Directive ▸ Reproduce the rows below, swapping each "expand-arrow-icon" for "disclosure-triangle-icon" and leaving everything else unchanged. Leave the pictures out of your answer.

_ _ _ _

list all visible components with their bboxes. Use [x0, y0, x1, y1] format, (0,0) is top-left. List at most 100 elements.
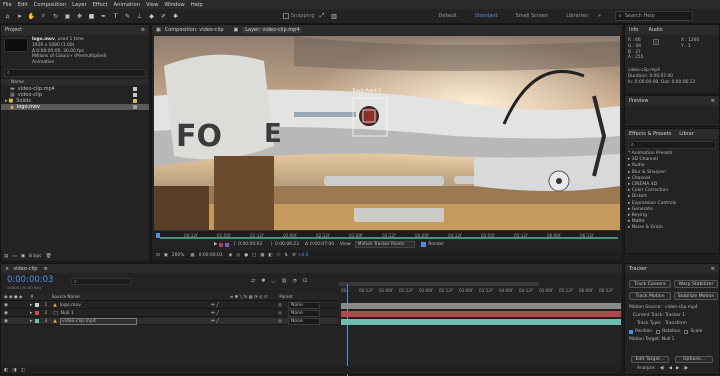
effects-search-input[interactable]: ⌕	[628, 141, 716, 149]
selection-tool-icon[interactable]: ➤	[15, 12, 24, 21]
view-options-icon[interactable]: ◧	[268, 253, 272, 258]
column-name-label[interactable]: Name	[11, 80, 24, 85]
analyze-forward-1-icon[interactable]: |▶	[683, 366, 688, 371]
color-label-red[interactable]	[219, 242, 224, 247]
tab-layer[interactable]: Layer: video-clip.mp4	[242, 27, 303, 33]
expand-arrow-icon[interactable]: ▸	[30, 311, 32, 316]
parent-dropdown[interactable]: None	[288, 317, 320, 325]
timeline-ruler[interactable]: 00s 00:12f 01:00f 01:12f 02:00f 02:12f 0…	[339, 282, 622, 301]
search-help-box[interactable]: ⌕ Search Help	[614, 11, 693, 21]
menu-file[interactable]: File	[3, 2, 12, 8]
parent-pickwhip-icon[interactable]: ◎	[278, 319, 282, 324]
tab-audio[interactable]: Audio	[648, 27, 662, 33]
position-checkbox[interactable]	[629, 330, 633, 334]
workspace-default[interactable]: Default	[439, 13, 457, 19]
new-folder-icon[interactable]: ▭	[12, 254, 16, 259]
video-frame[interactable]: FO E Track Point 1	[154, 36, 620, 230]
tab-info[interactable]: Info	[629, 27, 638, 33]
shape-tool-icon[interactable]: ■	[87, 12, 96, 21]
visibility-icon[interactable]: ◉	[4, 319, 8, 324]
source-name-column[interactable]: Source Name	[52, 294, 80, 299]
options-button[interactable]: Options...	[675, 356, 713, 363]
scale-checkbox[interactable]	[684, 330, 689, 334]
parent-pickwhip-icon[interactable]: ◎	[278, 311, 282, 316]
time-display[interactable]: 0:00:00:03	[199, 253, 223, 258]
snap-options-icon[interactable]: ⤢	[318, 12, 327, 21]
color-label-purple[interactable]	[225, 242, 230, 247]
layer-switches[interactable]: ⇎ ╱	[211, 311, 219, 316]
timecode-duration[interactable]: 0:00:07:00	[310, 242, 334, 247]
transparency-grid-icon[interactable]: ▩	[260, 253, 264, 258]
layer-row[interactable]: ◉ ▸ 2 □ Null 1 ⇎ ╱ ◎ None	[1, 309, 338, 317]
effect-category[interactable]: ▸ Noise & Grain	[625, 225, 719, 231]
parent-column[interactable]: Parent	[279, 294, 292, 299]
trash-icon[interactable]: 🗑	[46, 254, 52, 259]
panel-menu-icon[interactable]: ≡	[141, 27, 145, 33]
zoom-tool-icon[interactable]: ⌕	[39, 12, 48, 21]
parent-dropdown[interactable]: None	[288, 309, 320, 317]
close-icon[interactable]: ×	[5, 266, 9, 272]
brush-tool-icon[interactable]: ✎	[123, 12, 132, 21]
exposure-value[interactable]: +0.0	[298, 253, 309, 258]
project-search-input[interactable]: ⌕	[4, 69, 146, 77]
layer-label-color[interactable]	[35, 311, 40, 315]
tab-tracker[interactable]: Tracker	[629, 266, 647, 272]
project-item-selected[interactable]: ▲ logo.mov	[1, 104, 149, 110]
menu-layer[interactable]: Layer	[72, 2, 86, 8]
tab-libraries[interactable]: Librar	[679, 131, 694, 137]
graph-editor-icon[interactable]: ⊡	[303, 278, 307, 284]
track-bar-layer-2[interactable]	[341, 311, 621, 317]
tab-timeline[interactable]: video-clip	[13, 266, 37, 272]
grid-icon[interactable]: ▦	[190, 253, 194, 258]
analyze-backward-icon[interactable]: ◀	[669, 366, 672, 371]
tab-preview[interactable]: Preview	[629, 98, 648, 104]
timecode-current[interactable]: 0:00:00:03	[238, 242, 262, 247]
stamp-tool-icon[interactable]: ⊥	[135, 12, 144, 21]
edit-target-button[interactable]: Edit Target...	[631, 356, 669, 363]
expand-duration-icon[interactable]: ◫	[21, 368, 25, 373]
expand-modes-icon[interactable]: ◨	[12, 368, 16, 373]
exposure-icon[interactable]: ✲	[292, 253, 296, 258]
workspace-standard[interactable]: Standard	[475, 13, 498, 19]
comp-mini-flowchart-icon[interactable]: ⇄	[251, 278, 255, 284]
menu-window[interactable]: Window	[164, 2, 184, 8]
pan-behind-tool-icon[interactable]: ✥	[75, 12, 84, 21]
workspace-overflow-icon[interactable]: »	[598, 13, 601, 19]
rotate-tool-icon[interactable]: ↻	[51, 12, 60, 21]
mask-visibility-icon[interactable]: ▣	[164, 253, 168, 258]
track-motion-button[interactable]: Track Motion	[629, 292, 671, 300]
eraser-tool-icon[interactable]: ◆	[147, 12, 156, 21]
interpret-footage-icon[interactable]: ▤	[4, 254, 8, 259]
visibility-icon[interactable]: ◉	[4, 311, 8, 316]
menu-edit[interactable]: Edit	[18, 2, 28, 8]
shy-icon[interactable]: ◡	[271, 278, 275, 284]
frame-blending-icon[interactable]: ▥	[282, 278, 287, 284]
layer-switches[interactable]: ⇎ ╱	[211, 319, 219, 324]
render-checkbox[interactable]	[421, 242, 427, 247]
new-comp-icon[interactable]: ▣	[21, 254, 25, 259]
expand-arrow-icon[interactable]: ▸	[30, 303, 32, 308]
track-camera-button[interactable]: Track Camera	[629, 280, 671, 288]
track-type-dropdown[interactable]: Transform	[665, 320, 687, 328]
panel-menu-icon[interactable]: ≡	[711, 98, 715, 104]
track-bar-layer-3[interactable]	[341, 319, 621, 325]
in-point-icon[interactable]: ▶	[214, 242, 217, 247]
parent-dropdown[interactable]: None	[288, 301, 320, 309]
workspace-libraries[interactable]: Libraries	[566, 13, 588, 19]
work-area-bar[interactable]	[160, 237, 618, 239]
motion-blur-icon[interactable]: ◔	[293, 278, 297, 284]
current-track-dropdown[interactable]: Tracker 1	[665, 312, 685, 320]
layer-time-ruler[interactable]: 00:12f 01:00f 01:12f 02:00f 02:12f 03:00…	[154, 230, 620, 239]
track-bar-layer-1[interactable]	[341, 303, 621, 309]
always-preview-icon[interactable]: ⊡	[156, 253, 160, 258]
in-bracket-icon[interactable]: {	[233, 242, 236, 247]
camera-tool-icon[interactable]: ▣	[63, 12, 72, 21]
menu-composition[interactable]: Composition	[34, 2, 66, 8]
roto-tool-icon[interactable]: ✐	[159, 12, 168, 21]
menu-view[interactable]: View	[146, 2, 158, 8]
timeline-search-input[interactable]: ⌕	[71, 278, 131, 285]
home-icon[interactable]: ⌂	[3, 12, 12, 21]
expand-arrow-icon[interactable]: ▸	[30, 319, 32, 324]
snapshot-icon[interactable]: ◉	[229, 253, 233, 258]
workspace-small-screen[interactable]: Small Screen	[516, 13, 549, 19]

_ _ _ _

Expected output ▸
list all visible components with their bboxes. Use [x0, y0, x1, y1] format, (0,0) is top-left. List at most 100 elements.
effects-search-input[interactable]: ⌕	[628, 141, 716, 149]
selection-tool-icon[interactable]: ➤	[15, 12, 24, 21]
view-options-icon[interactable]: ◧	[268, 253, 272, 258]
column-name-label[interactable]: Name	[11, 80, 24, 85]
analyze-forward-1-icon[interactable]: |▶	[683, 366, 688, 371]
color-label-red[interactable]	[219, 242, 224, 247]
tab-layer[interactable]: Layer: video-clip.mp4	[242, 27, 303, 33]
disclosure-triangle-icon[interactable]: ▸	[30, 311, 32, 316]
parent-dropdown[interactable]: None	[288, 317, 320, 325]
timeline-ruler[interactable]: 00s 00:12f 01:00f 01:12f 02:00f 02:12f 0…	[339, 282, 622, 301]
search-help-box[interactable]: ⌕ Search Help	[614, 11, 693, 21]
menu-file[interactable]: File	[3, 2, 12, 8]
parent-pickwhip-icon[interactable]: ◎	[278, 319, 282, 324]
tab-audio[interactable]: Audio	[648, 27, 662, 33]
position-checkbox[interactable]	[629, 330, 633, 334]
workspace-default[interactable]: Default	[439, 13, 457, 19]
new-folder-icon[interactable]: ▭	[12, 254, 16, 259]
video-frame[interactable]: FO E Track Point 1	[154, 36, 620, 230]
tab-info[interactable]: Info	[629, 27, 638, 33]
shape-tool-icon[interactable]: ■	[87, 12, 96, 21]
visibility-icon[interactable]: ◉	[4, 319, 8, 324]
source-name-column[interactable]: Source Name	[52, 294, 80, 299]
options-button[interactable]: Options...	[675, 356, 713, 363]
scale-checkbox[interactable]	[684, 330, 689, 334]
parent-pickwhip-icon[interactable]: ◎	[278, 311, 282, 316]
time-display[interactable]: 0:00:00:03	[199, 253, 223, 258]
snap-options-icon[interactable]: ⤢	[318, 12, 327, 21]
color-label-purple[interactable]	[225, 242, 230, 247]
layer-switches[interactable]: ⇎ ╱	[211, 311, 219, 316]
timecode-duration[interactable]: 0:00:07:00	[310, 242, 334, 247]
transparency-grid-icon[interactable]: ▩	[260, 253, 264, 258]
layer-row[interactable]: ◉ ▸ 2 □ Null 1 ⇎ ╱ ◎ None	[1, 309, 338, 317]
effect-category[interactable]: ▸ Noise & Grain	[625, 225, 719, 231]
parent-column[interactable]: Parent	[279, 294, 292, 299]
trash-icon[interactable]: 🗑	[46, 254, 52, 259]
panel-menu-icon[interactable]: ≡	[141, 27, 145, 33]
zoom-tool-icon[interactable]: ⌕	[39, 12, 48, 21]
parent-dropdown[interactable]: None	[288, 309, 320, 317]
close-icon[interactable]: ×	[5, 266, 9, 272]
brush-tool-icon[interactable]: ✎	[123, 12, 132, 21]
exposure-value[interactable]: +0.0	[298, 253, 309, 258]
project-search-input[interactable]: ⌕	[4, 69, 146, 77]
layer-label-color[interactable]	[35, 311, 40, 315]
tab-tracker[interactable]: Tracker	[629, 266, 647, 272]
project-item-selected[interactable]: ▲ logo.mov	[1, 104, 149, 110]
menu-layer[interactable]: Layer	[72, 2, 86, 8]
tab-libraries[interactable]: Librar	[679, 131, 694, 137]
graph-editor-icon[interactable]: ⊡	[303, 278, 307, 284]
track-bar-layer-2[interactable]	[341, 311, 621, 317]
tab-timeline[interactable]: video-clip	[13, 266, 37, 272]
grid-icon[interactable]: ▦	[190, 253, 194, 258]
analyze-backward-icon[interactable]: ◀	[669, 366, 672, 371]
tab-preview[interactable]: Preview	[629, 98, 648, 104]
timecode-current[interactable]: 0:00:00:03	[238, 242, 262, 247]
stamp-tool-icon[interactable]: ⊥	[135, 12, 144, 21]
edit-target-button[interactable]: Edit Target...	[631, 356, 669, 363]
expand-duration-icon[interactable]: ◫	[21, 368, 25, 373]
expand-modes-icon[interactable]: ◨	[12, 368, 16, 373]
exposure-icon[interactable]: ✲	[292, 253, 296, 258]
workspace-standard[interactable]: Standard	[475, 13, 498, 19]
comp-mini-flowchart-icon[interactable]: ⇄	[251, 278, 255, 284]
menu-window[interactable]: Window	[164, 2, 184, 8]
pan-behind-tool-icon[interactable]: ✥	[75, 12, 84, 21]
workspace-overflow-icon[interactable]: »	[598, 13, 601, 19]
rotate-tool-icon[interactable]: ↻	[51, 12, 60, 21]
mask-visibility-icon[interactable]: ▣	[164, 253, 168, 258]
track-motion-button[interactable]: Track Motion	[629, 292, 671, 300]
eraser-tool-icon[interactable]: ◆	[147, 12, 156, 21]
interpret-footage-icon[interactable]: ▤	[4, 254, 8, 259]
visibility-icon[interactable]: ◉	[4, 311, 8, 316]
menu-edit[interactable]: Edit	[18, 2, 28, 8]
shy-icon[interactable]: ◡	[271, 278, 275, 284]
frame-blending-icon[interactable]: ▥	[282, 278, 287, 284]
layer-switches[interactable]: ⇎ ╱	[211, 319, 219, 324]
render-checkbox[interactable]	[421, 242, 427, 247]
new-comp-icon[interactable]: ▣	[21, 254, 25, 259]
disclosure-triangle-icon[interactable]: ▸	[30, 303, 32, 308]
track-camera-button[interactable]: Track Camera	[629, 280, 671, 288]
track-type-dropdown[interactable]: Transform	[665, 320, 687, 328]
panel-menu-icon[interactable]: ≡	[711, 98, 715, 104]
track-bar-layer-3[interactable]	[341, 319, 621, 325]
in-point-icon[interactable]: ▶	[214, 242, 217, 247]
parent-dropdown[interactable]: None	[288, 301, 320, 309]
workspace-libraries[interactable]: Libraries	[566, 13, 588, 19]
work-area-bar[interactable]	[160, 237, 618, 239]
motion-blur-icon[interactable]: ◔	[293, 278, 297, 284]
current-track-dropdown[interactable]: Tracker 1	[665, 312, 685, 320]
layer-time-ruler[interactable]: 00:12f 01:00f 01:12f 02:00f 02:12f 03:00…	[154, 230, 620, 239]
track-bar-layer-1[interactable]	[341, 303, 621, 309]
always-preview-icon[interactable]: ⊡	[156, 253, 160, 258]
in-bracket-icon[interactable]: {	[233, 242, 236, 247]
camera-tool-icon[interactable]: ▣	[63, 12, 72, 21]
menu-composition[interactable]: Composition	[34, 2, 66, 8]
roto-tool-icon[interactable]: ✐	[159, 12, 168, 21]
menu-view[interactable]: View	[146, 2, 158, 8]
timeline-search-input[interactable]: ⌕	[71, 278, 131, 285]
home-icon[interactable]: ⌂	[3, 12, 12, 21]
disclosure-triangle-icon[interactable]: ▸	[30, 319, 32, 324]
snapshot-icon[interactable]: ◉	[229, 253, 233, 258]
workspace-small-screen[interactable]: Small Screen	[516, 13, 549, 19]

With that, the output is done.